# start of Recorded data

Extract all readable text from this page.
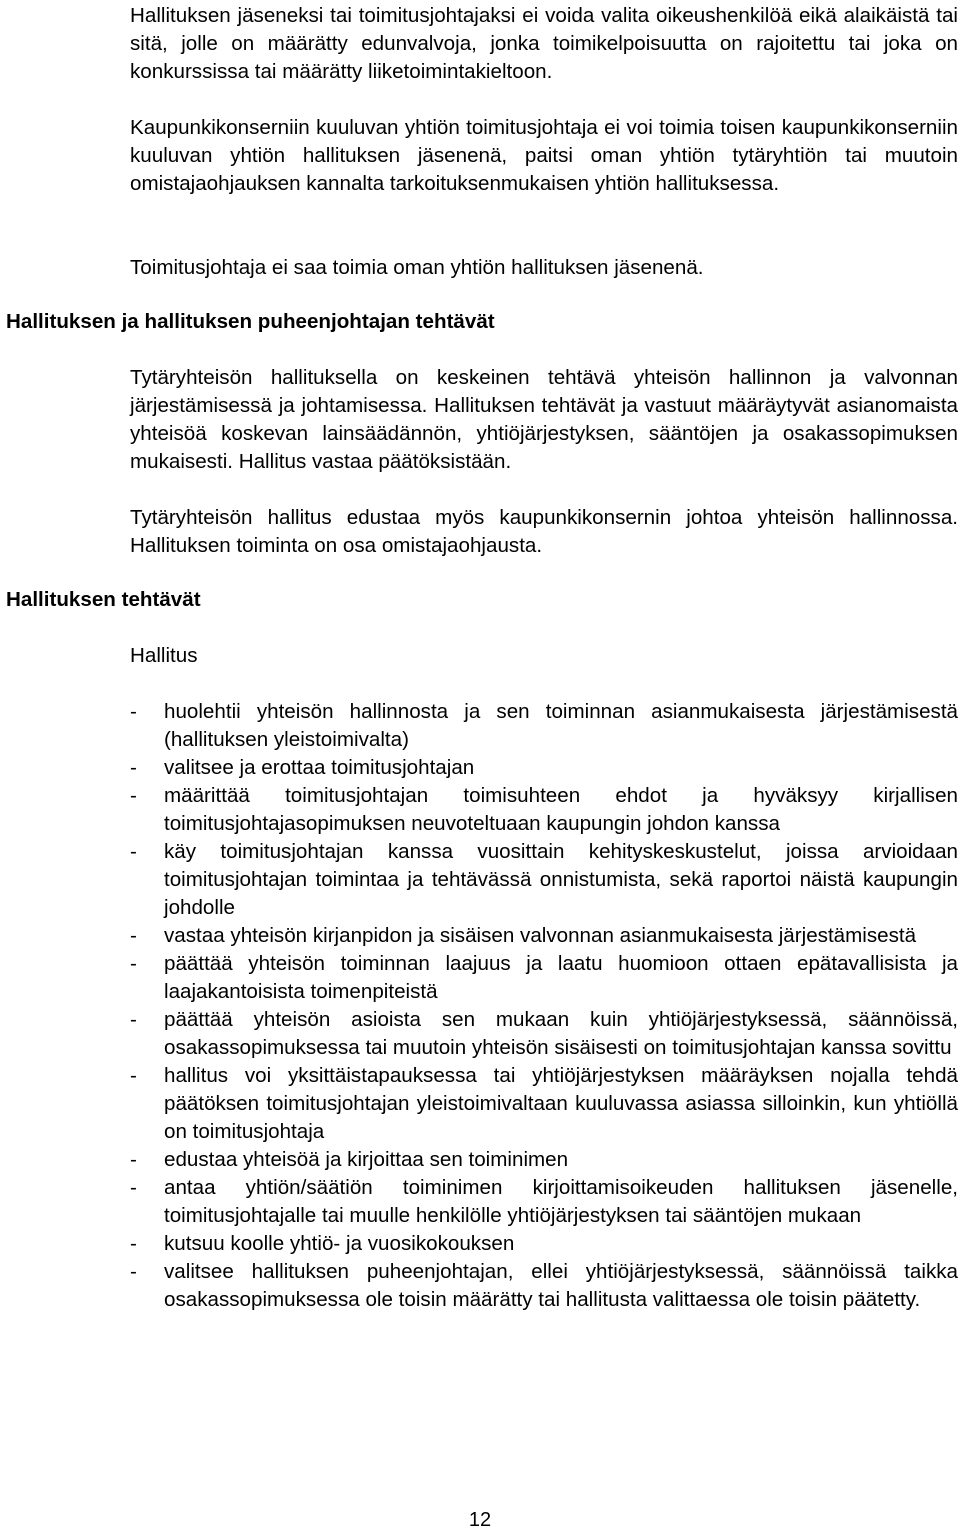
Hallituksen jäseneksi tai toimitusjohtajaksi ei voida valita oikeushenkilöä eikä alaikäistä tai sitä, jolle on määrätty edunvalvoja, jonka toimikelpoisuutta on rajoitettu tai joka on konkurssissa tai määrätty liiketoimintakieltoon.

Kaupunkikonserniin kuuluvan yhtiön toimitusjohtaja ei voi toimia toisen kaupunkikonserniin kuuluvan yhtiön hallituksen jäsenenä, paitsi oman yhtiön tytäryhtiön tai muutoin omistajaohjauksen kannalta tarkoituksenmukaisen yhtiön hallituksessa.

Toimitusjohtaja ei saa toimia oman yhtiön hallituksen jäsenenä.

Hallituksen ja hallituksen puheenjohtajan tehtävät

Tytäryhteisön hallituksella on keskeinen tehtävä yhteisön hallinnon ja valvonnan järjestämisessä ja johtamisessa. Hallituksen tehtävät ja vastuut määräytyvät asianomaista yhteisöä koskevan lainsäädännön, yhtiöjärjestyksen, sääntöjen ja osakassopimuksen mukaisesti. Hallitus vastaa päätöksistään.

Tytäryhteisön hallitus edustaa myös kaupunkikonsernin johtoa yhteisön hallinnossa. Hallituksen toiminta on osa omistajaohjausta.

Hallituksen tehtävät

Hallitus

- huolehtii yhteisön hallinnosta ja sen toiminnan asianmukaisesta järjestämisestä (hallituksen yleistoimivalta)
- valitsee ja erottaa toimitusjohtajan
- määrittää toimitusjohtajan toimisuhteen ehdot ja hyväksyy kirjallisen toimitusjohtajasopimuksen neuvoteltuaan kaupungin johdon kanssa
- käy toimitusjohtajan kanssa vuosittain kehityskeskustelut, joissa arvioidaan toimitusjohtajan toimintaa ja tehtävässä onnistumista, sekä raportoi näistä kaupungin johdolle
- vastaa yhteisön kirjanpidon ja sisäisen valvonnan asianmukaisesta järjestämisestä
- päättää yhteisön toiminnan laajuus ja laatu huomioon ottaen epätavallisista ja laajakantoisista toimenpiteistä
- päättää yhteisön asioista sen mukaan kuin yhtiöjärjestyksessä, säännöissä, osakassopimuksessa tai muutoin yhteisön sisäisesti on toimitusjohtajan kanssa sovittu
- hallitus voi yksittäistapauksessa tai yhtiöjärjestyksen määräyksen nojalla tehdä päätöksen toimitusjohtajan yleistoimivaltaan kuuluvassa asiassa silloinkin, kun yhtiöllä on toimitusjohtaja
- edustaa yhteisöä ja kirjoittaa sen toiminimen
- antaa yhtiön/säätiön toiminimen kirjoittamisoikeuden hallituksen jäsenelle, toimitusjohtajalle tai muulle henkilölle yhtiöjärjestyksen tai sääntöjen mukaan
- kutsuu koolle yhtiö- ja vuosikokouksen
- valitsee hallituksen puheenjohtajan, ellei yhtiöjärjestyksessä, säännöissä taikka osakassopimuksessa ole toisin määrätty tai hallitusta valittaessa ole toisin päätetty.
12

# end of Recorded data

Exercise aim —
Reproduce the data verbatim. Do not carry any picture into the copy.

Output for this task —
Extract all readable text from this page.
Hallituksen jäseneksi tai toimitusjohtajaksi ei voida valita oikeushenkilöä eikä alaikäistä tai sitä, jolle on määrätty edunvalvoja, jonka toimikelpoisuutta on rajoitettu tai joka on konkurssissa tai määrätty liiketoimintakieltoon.

Kaupunkikonserniin kuuluvan yhtiön toimitusjohtaja ei voi toimia toisen kaupunkikonserniin kuuluvan yhtiön hallituksen jäsenenä, paitsi oman yhtiön tytäryhtiön tai muutoin omistajaohjauksen kannalta tarkoituksenmukaisen yhtiön hallituksessa.

Toimitusjohtaja ei saa toimia oman yhtiön hallituksen jäsenenä.

Hallituksen ja hallituksen puheenjohtajan tehtävät

Tytäryhteisön hallituksella on keskeinen tehtävä yhteisön hallinnon ja valvonnan järjestämisessä ja johtamisessa. Hallituksen tehtävät ja vastuut määräytyvät asianomaista yhteisöä koskevan lainsäädännön, yhtiöjärjestyksen, sääntöjen ja osakassopimuksen mukaisesti. Hallitus vastaa päätöksistään.

Tytäryhteisön hallitus edustaa myös kaupunkikonsernin johtoa yhteisön hallinnossa. Hallituksen toiminta on osa omistajaohjausta.

Hallituksen tehtävät

Hallitus

- huolehtii yhteisön hallinnosta ja sen toiminnan asianmukaisesta järjestämisestä (hallituksen yleistoimivalta)
- valitsee ja erottaa toimitusjohtajan
- määrittää toimitusjohtajan toimisuhteen ehdot ja hyväksyy kirjallisen toimitusjohtajasopimuksen neuvoteltuaan kaupungin johdon kanssa
- käy toimitusjohtajan kanssa vuosittain kehityskeskustelut, joissa arvioidaan toimitusjohtajan toimintaa ja tehtävässä onnistumista, sekä raportoi näistä kaupungin johdolle
- vastaa yhteisön kirjanpidon ja sisäisen valvonnan asianmukaisesta järjestämisestä
- päättää yhteisön toiminnan laajuus ja laatu huomioon ottaen epätavallisista ja laajakantoisista toimenpiteistä
- päättää yhteisön asioista sen mukaan kuin yhtiöjärjestyksessä, säännöissä, osakassopimuksessa tai muutoin yhteisön sisäisesti on toimitusjohtajan kanssa sovittu
- hallitus voi yksittäistapauksessa tai yhtiöjärjestyksen määräyksen nojalla tehdä päätöksen toimitusjohtajan yleistoimivaltaan kuuluvassa asiassa silloinkin, kun yhtiöllä on toimitusjohtaja
- edustaa yhteisöä ja kirjoittaa sen toiminimen
- antaa yhtiön/säätiön toiminimen kirjoittamisoikeuden hallituksen jäsenelle, toimitusjohtajalle tai muulle henkilölle yhtiöjärjestyksen tai sääntöjen mukaan
- kutsuu koolle yhtiö- ja vuosikokouksen
- valitsee hallituksen puheenjohtajan, ellei yhtiöjärjestyksessä, säännöissä taikka osakassopimuksessa ole toisin määrätty tai hallitusta valittaessa ole toisin päätetty.
12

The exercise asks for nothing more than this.